__Goal of the exercise__. Identify every line in the records below that contains the word "Comunes", and reproduce each one.

__Exercise data__.
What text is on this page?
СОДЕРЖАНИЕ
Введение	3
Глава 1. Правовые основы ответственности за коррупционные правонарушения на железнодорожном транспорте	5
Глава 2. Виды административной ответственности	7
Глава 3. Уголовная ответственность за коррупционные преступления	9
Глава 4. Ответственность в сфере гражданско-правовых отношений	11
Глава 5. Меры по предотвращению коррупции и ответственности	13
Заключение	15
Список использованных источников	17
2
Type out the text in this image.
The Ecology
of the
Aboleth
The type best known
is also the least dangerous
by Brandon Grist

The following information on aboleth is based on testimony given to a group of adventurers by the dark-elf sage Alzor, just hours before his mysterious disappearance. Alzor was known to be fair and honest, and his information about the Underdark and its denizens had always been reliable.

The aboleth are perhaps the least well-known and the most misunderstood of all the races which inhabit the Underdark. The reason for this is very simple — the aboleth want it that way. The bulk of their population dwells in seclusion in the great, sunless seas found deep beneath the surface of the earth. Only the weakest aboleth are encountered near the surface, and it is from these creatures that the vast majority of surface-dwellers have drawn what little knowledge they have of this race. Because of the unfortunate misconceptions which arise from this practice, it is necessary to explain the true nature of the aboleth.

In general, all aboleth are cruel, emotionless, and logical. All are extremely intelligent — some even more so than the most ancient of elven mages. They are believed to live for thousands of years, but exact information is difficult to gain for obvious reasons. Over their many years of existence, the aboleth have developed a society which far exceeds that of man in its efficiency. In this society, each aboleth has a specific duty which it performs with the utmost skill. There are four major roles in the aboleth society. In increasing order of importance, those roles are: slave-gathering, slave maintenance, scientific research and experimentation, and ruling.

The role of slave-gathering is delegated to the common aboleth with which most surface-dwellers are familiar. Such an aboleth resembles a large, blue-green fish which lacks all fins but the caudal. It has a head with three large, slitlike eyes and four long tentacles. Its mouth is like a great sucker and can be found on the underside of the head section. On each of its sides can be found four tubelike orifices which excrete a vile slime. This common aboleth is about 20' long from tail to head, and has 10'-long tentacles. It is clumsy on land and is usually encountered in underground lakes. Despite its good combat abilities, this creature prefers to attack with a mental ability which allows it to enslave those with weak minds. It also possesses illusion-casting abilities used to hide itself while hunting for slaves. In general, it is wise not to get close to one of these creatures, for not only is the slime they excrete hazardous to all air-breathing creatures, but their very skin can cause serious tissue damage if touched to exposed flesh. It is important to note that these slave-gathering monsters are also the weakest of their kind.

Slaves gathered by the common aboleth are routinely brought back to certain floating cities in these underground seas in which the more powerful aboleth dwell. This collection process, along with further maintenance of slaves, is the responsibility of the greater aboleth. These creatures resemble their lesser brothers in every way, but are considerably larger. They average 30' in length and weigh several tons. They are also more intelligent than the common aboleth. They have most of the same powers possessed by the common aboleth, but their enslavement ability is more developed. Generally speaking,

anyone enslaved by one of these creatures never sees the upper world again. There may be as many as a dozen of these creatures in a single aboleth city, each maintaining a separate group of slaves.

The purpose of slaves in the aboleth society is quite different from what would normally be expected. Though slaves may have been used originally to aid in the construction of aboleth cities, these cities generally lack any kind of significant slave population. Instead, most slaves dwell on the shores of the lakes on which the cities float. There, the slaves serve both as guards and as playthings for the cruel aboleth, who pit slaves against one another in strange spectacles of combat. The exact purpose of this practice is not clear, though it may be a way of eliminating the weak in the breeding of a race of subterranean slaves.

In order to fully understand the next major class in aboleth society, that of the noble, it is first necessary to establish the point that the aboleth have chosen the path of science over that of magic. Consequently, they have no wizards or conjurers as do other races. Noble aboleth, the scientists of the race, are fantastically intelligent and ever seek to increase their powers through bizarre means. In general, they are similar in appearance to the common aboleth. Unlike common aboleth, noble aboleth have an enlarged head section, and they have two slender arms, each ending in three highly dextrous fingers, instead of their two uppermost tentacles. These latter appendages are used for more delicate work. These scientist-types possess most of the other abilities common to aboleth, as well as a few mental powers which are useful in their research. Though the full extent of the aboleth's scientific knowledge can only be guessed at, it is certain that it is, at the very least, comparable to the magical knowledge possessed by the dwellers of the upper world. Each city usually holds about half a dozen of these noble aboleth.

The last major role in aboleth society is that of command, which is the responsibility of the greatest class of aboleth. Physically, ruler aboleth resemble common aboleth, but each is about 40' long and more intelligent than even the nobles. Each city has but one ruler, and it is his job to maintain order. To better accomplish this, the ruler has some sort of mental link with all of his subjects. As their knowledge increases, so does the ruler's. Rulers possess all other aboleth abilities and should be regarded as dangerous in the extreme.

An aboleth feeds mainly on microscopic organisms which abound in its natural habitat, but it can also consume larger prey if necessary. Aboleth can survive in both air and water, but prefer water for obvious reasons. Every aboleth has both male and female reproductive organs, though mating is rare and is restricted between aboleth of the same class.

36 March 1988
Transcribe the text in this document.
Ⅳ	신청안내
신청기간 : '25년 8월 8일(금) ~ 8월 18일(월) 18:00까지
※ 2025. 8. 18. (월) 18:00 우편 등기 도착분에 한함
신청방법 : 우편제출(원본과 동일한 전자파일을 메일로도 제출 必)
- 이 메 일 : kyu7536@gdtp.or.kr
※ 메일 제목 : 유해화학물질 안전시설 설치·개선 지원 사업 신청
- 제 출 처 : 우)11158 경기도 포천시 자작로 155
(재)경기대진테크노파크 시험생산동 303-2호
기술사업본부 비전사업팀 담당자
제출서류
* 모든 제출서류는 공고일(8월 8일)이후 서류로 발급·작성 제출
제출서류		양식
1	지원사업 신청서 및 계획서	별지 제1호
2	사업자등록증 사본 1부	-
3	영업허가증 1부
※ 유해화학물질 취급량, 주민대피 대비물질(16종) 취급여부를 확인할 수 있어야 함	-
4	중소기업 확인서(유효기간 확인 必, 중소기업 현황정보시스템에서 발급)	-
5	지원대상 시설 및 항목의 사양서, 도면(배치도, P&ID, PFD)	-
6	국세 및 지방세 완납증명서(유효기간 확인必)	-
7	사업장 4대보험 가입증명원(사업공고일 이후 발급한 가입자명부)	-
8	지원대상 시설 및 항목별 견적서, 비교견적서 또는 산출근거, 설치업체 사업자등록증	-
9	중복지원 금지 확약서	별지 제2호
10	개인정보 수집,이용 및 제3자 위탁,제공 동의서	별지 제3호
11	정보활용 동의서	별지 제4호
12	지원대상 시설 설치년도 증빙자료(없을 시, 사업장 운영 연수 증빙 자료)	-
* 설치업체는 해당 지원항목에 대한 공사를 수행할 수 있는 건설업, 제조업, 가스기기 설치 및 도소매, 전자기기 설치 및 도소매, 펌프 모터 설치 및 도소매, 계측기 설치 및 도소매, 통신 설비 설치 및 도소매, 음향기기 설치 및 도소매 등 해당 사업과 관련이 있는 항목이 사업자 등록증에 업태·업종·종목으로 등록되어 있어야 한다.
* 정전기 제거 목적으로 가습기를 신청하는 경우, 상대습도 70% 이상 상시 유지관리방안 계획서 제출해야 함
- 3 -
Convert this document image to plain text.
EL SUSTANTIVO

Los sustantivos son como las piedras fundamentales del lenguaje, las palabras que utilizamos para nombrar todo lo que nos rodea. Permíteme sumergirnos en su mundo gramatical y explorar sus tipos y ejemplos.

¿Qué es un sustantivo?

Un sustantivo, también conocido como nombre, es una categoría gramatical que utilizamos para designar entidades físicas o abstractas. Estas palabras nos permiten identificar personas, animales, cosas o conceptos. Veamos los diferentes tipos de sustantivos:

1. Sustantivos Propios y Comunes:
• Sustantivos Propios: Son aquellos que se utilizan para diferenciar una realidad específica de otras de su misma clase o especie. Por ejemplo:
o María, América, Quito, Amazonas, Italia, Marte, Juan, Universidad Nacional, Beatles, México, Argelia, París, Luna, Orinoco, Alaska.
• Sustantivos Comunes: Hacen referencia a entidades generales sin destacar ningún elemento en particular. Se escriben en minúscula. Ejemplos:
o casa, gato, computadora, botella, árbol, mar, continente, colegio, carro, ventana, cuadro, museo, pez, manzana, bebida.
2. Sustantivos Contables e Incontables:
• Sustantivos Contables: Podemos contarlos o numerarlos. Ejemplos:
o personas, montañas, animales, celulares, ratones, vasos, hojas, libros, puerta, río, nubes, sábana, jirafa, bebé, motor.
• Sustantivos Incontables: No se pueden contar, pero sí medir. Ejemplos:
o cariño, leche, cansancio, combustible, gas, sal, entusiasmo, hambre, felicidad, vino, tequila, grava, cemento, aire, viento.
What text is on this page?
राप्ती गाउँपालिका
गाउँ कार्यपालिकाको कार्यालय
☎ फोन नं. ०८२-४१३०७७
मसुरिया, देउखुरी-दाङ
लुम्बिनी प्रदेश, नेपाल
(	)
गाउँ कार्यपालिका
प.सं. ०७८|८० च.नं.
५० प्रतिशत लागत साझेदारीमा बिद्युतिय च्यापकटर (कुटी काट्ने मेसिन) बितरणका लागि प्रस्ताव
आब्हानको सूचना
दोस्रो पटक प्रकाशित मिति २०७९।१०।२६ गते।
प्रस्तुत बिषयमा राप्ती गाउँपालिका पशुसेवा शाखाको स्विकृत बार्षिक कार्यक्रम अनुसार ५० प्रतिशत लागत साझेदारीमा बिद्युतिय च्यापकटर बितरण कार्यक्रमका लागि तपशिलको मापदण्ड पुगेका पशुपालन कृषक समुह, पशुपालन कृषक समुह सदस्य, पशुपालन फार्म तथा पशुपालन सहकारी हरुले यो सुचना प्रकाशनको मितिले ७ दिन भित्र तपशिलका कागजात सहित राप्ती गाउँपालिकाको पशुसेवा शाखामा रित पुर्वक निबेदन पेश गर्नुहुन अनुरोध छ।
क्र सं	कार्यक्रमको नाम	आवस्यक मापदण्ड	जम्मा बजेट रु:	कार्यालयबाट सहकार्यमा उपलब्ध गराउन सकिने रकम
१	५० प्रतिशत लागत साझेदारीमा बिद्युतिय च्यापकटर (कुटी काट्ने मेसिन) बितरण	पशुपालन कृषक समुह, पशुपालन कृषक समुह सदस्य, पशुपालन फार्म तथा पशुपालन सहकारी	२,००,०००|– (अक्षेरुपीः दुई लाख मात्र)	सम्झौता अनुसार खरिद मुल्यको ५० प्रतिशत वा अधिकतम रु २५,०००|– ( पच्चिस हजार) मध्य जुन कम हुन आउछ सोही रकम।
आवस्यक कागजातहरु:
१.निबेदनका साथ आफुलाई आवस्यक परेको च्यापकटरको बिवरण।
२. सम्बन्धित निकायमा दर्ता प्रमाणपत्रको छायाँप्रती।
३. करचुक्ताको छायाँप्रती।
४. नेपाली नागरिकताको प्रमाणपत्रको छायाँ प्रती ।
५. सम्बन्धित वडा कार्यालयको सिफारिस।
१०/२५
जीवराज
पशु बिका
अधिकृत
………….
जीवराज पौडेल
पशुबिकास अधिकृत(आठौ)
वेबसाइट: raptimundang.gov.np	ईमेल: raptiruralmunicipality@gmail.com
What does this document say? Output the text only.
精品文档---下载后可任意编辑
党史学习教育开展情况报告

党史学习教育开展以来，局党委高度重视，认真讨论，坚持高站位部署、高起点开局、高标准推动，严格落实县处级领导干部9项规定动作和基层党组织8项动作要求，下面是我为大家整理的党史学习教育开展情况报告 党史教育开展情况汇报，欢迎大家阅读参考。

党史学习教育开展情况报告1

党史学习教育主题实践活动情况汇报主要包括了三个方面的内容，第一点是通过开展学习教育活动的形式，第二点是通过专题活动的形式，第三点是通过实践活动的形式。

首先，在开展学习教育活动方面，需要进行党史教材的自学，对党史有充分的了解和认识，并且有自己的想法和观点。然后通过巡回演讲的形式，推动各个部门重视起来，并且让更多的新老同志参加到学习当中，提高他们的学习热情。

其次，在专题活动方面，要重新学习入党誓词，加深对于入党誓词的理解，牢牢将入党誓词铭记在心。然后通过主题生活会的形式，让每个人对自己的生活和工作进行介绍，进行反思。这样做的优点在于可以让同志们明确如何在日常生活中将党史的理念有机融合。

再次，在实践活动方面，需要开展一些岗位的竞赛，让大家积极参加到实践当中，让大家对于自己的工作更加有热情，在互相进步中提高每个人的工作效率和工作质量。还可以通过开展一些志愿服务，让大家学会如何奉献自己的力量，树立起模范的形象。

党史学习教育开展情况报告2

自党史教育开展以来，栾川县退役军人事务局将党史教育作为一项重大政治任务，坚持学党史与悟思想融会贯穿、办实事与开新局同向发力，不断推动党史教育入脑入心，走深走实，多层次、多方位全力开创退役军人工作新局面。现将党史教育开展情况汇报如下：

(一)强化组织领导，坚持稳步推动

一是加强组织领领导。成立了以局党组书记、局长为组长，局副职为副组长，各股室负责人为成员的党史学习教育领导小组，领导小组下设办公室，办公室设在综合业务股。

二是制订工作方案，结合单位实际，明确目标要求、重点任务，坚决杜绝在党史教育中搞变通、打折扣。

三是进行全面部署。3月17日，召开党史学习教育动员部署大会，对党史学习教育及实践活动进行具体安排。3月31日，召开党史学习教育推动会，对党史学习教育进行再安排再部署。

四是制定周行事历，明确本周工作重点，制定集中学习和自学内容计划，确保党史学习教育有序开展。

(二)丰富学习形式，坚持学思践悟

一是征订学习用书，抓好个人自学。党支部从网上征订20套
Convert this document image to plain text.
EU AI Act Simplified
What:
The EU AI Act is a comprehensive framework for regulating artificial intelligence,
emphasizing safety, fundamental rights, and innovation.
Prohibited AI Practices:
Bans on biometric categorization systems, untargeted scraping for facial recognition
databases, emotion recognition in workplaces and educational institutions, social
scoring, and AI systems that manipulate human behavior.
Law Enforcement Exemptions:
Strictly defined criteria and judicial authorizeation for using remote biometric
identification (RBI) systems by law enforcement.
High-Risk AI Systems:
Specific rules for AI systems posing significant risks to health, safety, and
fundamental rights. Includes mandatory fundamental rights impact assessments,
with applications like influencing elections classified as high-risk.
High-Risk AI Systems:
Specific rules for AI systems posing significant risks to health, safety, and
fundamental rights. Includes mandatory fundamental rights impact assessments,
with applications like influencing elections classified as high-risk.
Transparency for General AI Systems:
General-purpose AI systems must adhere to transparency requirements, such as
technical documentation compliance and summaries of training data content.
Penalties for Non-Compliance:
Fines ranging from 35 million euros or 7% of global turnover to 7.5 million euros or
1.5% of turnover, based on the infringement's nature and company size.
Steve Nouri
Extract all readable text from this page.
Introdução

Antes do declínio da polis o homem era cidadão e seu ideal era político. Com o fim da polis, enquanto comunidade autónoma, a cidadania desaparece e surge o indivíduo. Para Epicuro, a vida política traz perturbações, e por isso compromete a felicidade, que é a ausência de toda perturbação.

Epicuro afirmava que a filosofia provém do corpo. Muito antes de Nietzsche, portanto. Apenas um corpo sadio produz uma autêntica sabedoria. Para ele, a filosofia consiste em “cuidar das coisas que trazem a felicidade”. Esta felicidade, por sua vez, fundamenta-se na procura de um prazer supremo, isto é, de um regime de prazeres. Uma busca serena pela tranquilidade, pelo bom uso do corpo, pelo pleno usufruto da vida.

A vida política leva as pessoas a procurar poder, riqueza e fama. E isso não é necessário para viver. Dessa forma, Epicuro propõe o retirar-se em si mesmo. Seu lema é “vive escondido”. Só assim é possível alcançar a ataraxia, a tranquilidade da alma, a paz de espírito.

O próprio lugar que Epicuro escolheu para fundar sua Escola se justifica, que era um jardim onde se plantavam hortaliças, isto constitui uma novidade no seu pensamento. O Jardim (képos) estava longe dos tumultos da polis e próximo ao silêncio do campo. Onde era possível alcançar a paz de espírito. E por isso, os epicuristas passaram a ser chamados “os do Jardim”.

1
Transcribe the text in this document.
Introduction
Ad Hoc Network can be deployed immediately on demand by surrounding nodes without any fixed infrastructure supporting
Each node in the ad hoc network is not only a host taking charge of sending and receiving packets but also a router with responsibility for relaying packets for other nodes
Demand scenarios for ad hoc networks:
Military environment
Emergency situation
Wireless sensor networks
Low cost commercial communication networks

__Right answer__.
1. Sustantivos Propios y Comunes:
• Sustantivos Comunes: Hacen referencia a entidades generales sin destacar ningún elemento en particular. Se escriben en minúscula. Ejemplos:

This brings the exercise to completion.